Directions - Copy the data verbatim, starting at the line containing "List each element" and continuing through the line containing "tray-icon-1[interactable] — [840, 694, 854, 708]", including both of those lines.

Data in this exercise -
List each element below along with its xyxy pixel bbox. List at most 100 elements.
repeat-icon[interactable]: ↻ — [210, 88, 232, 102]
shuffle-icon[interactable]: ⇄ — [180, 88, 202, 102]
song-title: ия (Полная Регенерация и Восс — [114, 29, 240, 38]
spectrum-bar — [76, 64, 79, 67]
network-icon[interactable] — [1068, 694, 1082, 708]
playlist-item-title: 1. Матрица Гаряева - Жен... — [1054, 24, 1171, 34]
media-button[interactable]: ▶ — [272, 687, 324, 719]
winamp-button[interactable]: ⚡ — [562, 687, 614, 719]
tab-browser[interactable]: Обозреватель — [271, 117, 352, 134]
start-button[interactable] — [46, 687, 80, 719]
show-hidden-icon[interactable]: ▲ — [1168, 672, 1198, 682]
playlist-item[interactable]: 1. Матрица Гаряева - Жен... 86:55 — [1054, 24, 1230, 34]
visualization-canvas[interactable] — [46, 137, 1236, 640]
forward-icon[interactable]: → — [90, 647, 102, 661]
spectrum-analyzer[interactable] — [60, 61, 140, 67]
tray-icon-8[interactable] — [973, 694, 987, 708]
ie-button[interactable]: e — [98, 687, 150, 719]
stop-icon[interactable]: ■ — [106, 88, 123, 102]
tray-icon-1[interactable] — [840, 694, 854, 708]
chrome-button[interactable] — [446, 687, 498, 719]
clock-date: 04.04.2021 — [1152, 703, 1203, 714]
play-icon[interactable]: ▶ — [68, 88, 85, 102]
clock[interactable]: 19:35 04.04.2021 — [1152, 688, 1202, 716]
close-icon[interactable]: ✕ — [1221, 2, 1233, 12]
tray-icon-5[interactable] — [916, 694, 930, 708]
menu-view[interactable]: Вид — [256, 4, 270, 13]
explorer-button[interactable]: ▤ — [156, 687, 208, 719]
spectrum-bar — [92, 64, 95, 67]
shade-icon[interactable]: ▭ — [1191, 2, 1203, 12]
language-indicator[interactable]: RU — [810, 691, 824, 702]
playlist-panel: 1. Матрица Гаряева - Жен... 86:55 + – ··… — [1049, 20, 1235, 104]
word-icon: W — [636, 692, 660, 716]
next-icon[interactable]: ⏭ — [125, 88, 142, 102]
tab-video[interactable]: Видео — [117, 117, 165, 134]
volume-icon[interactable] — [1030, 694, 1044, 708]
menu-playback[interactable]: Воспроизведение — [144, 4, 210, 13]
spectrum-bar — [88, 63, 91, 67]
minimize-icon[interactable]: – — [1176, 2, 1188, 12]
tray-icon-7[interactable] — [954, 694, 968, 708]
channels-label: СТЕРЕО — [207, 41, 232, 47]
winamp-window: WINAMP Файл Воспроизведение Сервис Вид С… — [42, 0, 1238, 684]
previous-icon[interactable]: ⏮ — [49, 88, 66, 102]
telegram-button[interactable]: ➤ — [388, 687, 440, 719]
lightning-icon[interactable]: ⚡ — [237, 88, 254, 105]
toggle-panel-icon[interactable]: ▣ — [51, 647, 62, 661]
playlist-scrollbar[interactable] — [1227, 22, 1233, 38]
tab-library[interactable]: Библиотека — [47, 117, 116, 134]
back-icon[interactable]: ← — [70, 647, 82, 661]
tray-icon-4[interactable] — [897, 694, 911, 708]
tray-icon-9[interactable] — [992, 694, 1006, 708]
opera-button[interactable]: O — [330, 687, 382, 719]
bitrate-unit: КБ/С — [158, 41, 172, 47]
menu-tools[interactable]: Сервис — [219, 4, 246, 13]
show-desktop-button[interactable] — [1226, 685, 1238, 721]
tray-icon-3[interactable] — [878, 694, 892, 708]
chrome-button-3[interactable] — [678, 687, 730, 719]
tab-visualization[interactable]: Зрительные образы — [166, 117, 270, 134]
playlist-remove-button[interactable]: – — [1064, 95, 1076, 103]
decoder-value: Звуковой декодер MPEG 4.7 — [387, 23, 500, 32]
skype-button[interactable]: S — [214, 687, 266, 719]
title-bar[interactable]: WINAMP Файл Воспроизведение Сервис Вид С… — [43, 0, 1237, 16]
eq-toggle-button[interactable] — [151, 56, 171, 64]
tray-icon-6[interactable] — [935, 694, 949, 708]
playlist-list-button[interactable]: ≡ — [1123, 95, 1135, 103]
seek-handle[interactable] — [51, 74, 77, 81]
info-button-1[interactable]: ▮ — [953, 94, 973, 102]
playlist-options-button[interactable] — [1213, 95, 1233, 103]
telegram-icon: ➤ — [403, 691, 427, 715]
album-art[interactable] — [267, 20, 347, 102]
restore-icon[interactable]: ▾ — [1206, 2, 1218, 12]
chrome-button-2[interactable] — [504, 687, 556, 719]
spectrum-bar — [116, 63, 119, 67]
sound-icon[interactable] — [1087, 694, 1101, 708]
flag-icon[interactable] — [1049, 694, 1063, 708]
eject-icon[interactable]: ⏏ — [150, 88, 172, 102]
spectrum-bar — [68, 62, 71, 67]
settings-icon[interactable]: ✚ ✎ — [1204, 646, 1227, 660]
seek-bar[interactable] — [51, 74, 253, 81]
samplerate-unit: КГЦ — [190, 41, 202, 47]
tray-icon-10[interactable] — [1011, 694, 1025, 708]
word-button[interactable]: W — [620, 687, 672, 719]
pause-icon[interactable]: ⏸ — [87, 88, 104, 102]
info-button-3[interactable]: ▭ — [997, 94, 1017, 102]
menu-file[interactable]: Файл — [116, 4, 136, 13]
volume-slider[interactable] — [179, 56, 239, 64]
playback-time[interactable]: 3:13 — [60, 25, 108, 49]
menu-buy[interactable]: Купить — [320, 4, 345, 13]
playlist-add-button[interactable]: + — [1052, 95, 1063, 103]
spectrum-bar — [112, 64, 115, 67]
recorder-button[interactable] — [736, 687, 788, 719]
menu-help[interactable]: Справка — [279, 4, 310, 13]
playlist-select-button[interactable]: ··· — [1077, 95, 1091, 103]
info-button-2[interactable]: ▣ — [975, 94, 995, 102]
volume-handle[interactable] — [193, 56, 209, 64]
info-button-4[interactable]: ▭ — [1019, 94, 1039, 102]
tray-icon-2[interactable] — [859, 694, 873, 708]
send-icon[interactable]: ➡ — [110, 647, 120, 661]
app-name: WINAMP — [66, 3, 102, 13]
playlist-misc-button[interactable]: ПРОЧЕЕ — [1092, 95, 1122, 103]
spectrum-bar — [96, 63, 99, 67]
...
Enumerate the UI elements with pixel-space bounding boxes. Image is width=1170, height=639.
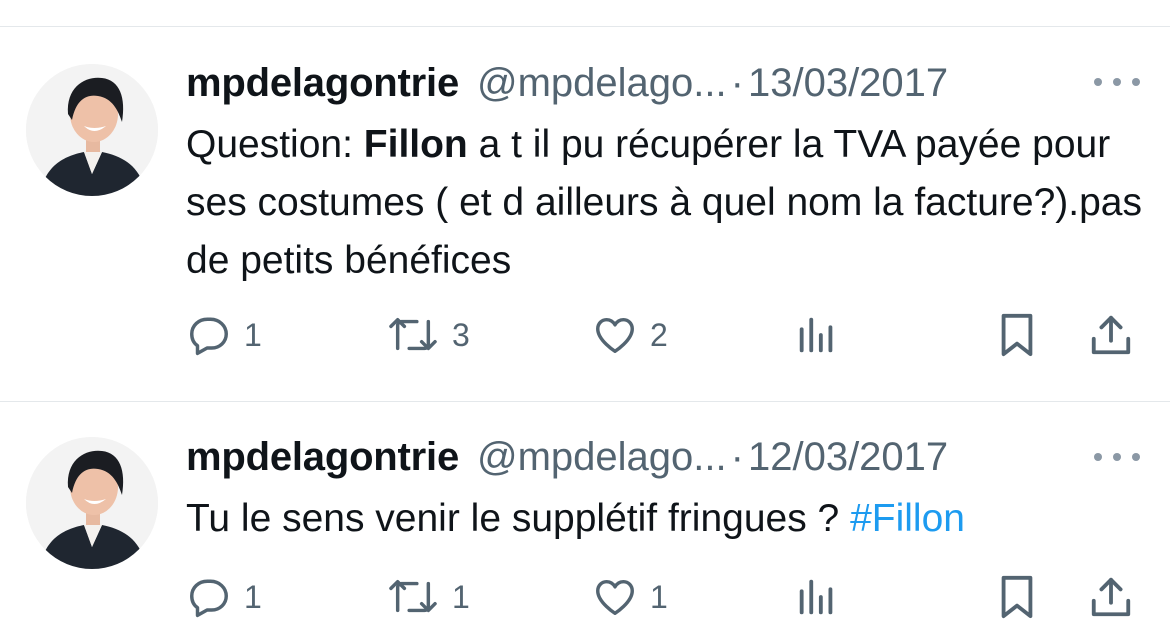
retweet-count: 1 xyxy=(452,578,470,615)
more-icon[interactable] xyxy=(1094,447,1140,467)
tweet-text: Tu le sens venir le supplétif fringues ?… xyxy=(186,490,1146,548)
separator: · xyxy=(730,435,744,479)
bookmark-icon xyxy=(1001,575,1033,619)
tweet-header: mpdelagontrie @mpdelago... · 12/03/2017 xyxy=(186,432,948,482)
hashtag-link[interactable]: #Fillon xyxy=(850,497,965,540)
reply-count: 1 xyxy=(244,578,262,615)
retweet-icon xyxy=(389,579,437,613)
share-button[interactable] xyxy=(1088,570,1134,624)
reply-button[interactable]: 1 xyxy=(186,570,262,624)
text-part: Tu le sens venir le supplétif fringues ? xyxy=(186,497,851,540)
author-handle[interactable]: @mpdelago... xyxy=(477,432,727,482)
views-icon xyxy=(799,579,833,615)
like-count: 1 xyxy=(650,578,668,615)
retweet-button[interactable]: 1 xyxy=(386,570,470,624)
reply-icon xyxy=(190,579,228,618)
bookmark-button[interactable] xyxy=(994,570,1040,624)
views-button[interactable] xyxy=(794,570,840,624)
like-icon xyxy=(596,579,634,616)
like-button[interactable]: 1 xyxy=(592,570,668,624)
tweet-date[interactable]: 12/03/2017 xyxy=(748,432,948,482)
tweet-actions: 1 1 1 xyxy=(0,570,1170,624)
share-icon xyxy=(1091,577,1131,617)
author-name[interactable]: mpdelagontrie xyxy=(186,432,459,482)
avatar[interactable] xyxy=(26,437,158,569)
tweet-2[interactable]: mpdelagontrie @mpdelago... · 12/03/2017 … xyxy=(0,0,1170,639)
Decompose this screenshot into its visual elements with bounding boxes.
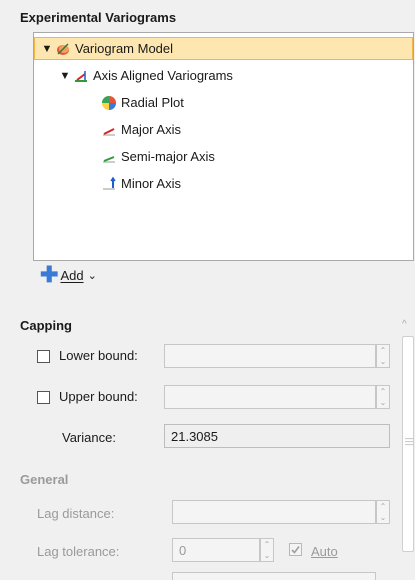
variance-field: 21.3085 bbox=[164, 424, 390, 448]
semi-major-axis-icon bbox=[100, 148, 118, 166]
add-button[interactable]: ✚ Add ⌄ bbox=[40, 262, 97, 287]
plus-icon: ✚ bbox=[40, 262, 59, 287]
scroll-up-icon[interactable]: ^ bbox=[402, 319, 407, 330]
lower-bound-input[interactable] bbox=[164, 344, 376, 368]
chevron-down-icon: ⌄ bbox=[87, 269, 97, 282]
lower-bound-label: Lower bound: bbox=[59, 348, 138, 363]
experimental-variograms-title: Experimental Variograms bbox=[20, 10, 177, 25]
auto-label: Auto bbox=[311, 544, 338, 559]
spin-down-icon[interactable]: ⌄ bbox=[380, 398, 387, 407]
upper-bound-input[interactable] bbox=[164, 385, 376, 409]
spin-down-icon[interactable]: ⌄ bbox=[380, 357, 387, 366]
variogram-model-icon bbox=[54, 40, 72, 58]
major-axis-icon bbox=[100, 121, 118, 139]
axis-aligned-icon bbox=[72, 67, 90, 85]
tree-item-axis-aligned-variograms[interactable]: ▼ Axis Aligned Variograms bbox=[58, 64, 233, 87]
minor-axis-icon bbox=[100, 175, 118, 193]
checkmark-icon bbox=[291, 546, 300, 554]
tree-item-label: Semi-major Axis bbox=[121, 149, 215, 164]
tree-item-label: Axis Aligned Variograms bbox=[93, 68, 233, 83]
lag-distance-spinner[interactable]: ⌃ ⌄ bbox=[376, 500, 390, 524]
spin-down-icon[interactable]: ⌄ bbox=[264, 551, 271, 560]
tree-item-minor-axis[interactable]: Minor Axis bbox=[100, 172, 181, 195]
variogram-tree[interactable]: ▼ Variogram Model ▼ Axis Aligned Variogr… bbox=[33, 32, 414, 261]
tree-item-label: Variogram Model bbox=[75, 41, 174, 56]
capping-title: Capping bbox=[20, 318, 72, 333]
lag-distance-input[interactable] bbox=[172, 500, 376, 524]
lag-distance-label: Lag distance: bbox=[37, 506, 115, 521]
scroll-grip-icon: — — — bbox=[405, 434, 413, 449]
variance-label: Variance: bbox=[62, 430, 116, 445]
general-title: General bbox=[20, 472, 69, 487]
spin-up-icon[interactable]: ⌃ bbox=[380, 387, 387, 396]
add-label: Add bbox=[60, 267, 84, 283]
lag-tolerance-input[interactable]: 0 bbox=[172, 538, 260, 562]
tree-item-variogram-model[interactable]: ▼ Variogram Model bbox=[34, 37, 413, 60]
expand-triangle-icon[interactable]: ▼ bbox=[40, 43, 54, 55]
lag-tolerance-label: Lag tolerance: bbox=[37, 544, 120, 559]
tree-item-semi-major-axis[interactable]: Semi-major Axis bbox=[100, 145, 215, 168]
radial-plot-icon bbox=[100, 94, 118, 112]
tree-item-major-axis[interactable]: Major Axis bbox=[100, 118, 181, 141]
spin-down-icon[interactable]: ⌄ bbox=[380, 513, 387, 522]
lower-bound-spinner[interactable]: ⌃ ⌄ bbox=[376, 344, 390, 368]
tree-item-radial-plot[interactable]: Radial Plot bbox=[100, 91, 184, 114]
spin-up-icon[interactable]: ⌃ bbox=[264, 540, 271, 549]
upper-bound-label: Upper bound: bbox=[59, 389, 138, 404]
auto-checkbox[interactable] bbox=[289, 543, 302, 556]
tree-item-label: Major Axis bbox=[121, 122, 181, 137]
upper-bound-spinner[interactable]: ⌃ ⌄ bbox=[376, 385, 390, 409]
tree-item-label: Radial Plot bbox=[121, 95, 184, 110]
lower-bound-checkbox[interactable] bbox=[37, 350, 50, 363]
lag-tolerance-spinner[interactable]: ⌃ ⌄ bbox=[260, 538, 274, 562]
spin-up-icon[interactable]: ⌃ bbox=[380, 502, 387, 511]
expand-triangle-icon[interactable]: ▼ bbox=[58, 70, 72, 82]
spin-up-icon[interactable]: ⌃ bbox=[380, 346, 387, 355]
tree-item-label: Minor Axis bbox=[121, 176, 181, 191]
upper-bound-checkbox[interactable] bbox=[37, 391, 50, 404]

Result below -
List each element below along with its xyxy pixel bbox. List at most 100 elements.
repeat-icon[interactable]: ↻ — [210, 88, 232, 102]
shuffle-icon[interactable]: ⇄ — [180, 88, 202, 102]
song-title: ия (Полная Регенерация и Восс — [114, 29, 240, 38]
spectrum-bar — [76, 64, 79, 67]
network-icon[interactable] — [1068, 694, 1082, 708]
playlist-item-title: 1. Матрица Гаряева - Жен... — [1054, 24, 1171, 34]
media-button[interactable]: ▶ — [272, 687, 324, 719]
winamp-button[interactable]: ⚡ — [562, 687, 614, 719]
tab-browser[interactable]: Обозреватель — [271, 117, 352, 134]
start-button[interactable] — [46, 687, 80, 719]
show-hidden-icon[interactable]: ▲ — [1168, 672, 1198, 682]
playlist-item[interactable]: 1. Матрица Гаряева - Жен... 86:55 — [1054, 24, 1230, 34]
visualization-canvas[interactable] — [46, 137, 1236, 640]
forward-icon[interactable]: → — [90, 647, 102, 661]
spectrum-analyzer[interactable] — [60, 61, 140, 67]
tray-icon-8[interactable] — [973, 694, 987, 708]
ie-button[interactable]: e — [98, 687, 150, 719]
stop-icon[interactable]: ■ — [106, 88, 123, 102]
tray-icon-1[interactable] — [840, 694, 854, 708]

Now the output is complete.